WRITTEN REQUEST:
Sort through the data and copy the lines holding the word "Traveling".

Records from a data collection:

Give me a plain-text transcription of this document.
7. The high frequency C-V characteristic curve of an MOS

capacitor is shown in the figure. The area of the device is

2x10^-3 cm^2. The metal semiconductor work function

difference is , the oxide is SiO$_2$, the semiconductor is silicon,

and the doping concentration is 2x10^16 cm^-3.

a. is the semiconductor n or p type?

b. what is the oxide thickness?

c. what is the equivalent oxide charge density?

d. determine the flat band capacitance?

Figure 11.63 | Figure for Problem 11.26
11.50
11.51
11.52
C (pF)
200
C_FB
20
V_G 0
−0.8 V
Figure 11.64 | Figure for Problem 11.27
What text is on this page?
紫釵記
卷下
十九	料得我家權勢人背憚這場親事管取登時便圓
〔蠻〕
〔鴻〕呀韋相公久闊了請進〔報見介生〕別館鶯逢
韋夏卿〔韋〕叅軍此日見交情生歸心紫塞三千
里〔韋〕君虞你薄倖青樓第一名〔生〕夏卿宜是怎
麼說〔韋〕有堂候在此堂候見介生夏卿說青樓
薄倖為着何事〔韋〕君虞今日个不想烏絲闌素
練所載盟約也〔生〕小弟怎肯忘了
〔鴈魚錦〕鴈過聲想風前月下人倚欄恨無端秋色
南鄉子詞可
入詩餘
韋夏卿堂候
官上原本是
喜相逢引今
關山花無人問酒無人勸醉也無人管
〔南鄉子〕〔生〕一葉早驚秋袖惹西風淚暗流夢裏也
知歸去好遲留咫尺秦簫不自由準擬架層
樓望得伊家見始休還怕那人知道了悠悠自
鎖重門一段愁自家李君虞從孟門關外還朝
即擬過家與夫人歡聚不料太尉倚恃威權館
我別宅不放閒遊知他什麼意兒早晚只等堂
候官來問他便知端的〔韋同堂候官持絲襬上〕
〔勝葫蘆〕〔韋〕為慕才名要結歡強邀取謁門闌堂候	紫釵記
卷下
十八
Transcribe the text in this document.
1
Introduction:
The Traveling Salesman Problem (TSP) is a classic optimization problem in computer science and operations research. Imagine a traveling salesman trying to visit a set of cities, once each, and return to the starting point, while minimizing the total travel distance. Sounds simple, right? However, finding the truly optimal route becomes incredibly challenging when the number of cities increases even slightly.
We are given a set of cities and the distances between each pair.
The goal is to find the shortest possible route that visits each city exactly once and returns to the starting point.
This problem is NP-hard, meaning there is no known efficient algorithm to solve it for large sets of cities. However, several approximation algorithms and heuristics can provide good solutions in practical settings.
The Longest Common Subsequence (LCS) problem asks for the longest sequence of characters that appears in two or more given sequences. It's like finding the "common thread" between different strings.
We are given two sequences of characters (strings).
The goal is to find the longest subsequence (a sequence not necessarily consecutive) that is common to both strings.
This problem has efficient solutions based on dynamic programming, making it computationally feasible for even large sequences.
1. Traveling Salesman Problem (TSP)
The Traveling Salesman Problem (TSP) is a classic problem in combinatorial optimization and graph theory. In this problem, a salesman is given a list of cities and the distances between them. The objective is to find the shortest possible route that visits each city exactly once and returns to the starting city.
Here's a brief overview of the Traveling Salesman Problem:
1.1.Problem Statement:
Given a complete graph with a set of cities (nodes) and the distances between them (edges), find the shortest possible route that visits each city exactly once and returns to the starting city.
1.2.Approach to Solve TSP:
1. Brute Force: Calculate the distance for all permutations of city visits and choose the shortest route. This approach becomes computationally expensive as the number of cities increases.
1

TASK SOLUTION:
The Traveling Salesman Problem (TSP) is a classic optimization problem in computer science and operations research. Imagine a traveling salesman trying to visit a set of cities, once each, and return to the starting point, while minimizing the total travel distance. Sounds simple, right? However, finding the truly optimal route becomes incredibly challenging when the number of cities increases even slightly.
1. Traveling Salesman Problem (TSP)
The Traveling Salesman Problem (TSP) is a classic problem in combinatorial optimization and graph theory. In this problem, a salesman is given a list of cities and the distances between them. The objective is to find the shortest possible route that visits each city exactly once and returns to the starting city.
Here's a brief overview of the Traveling Salesman Problem:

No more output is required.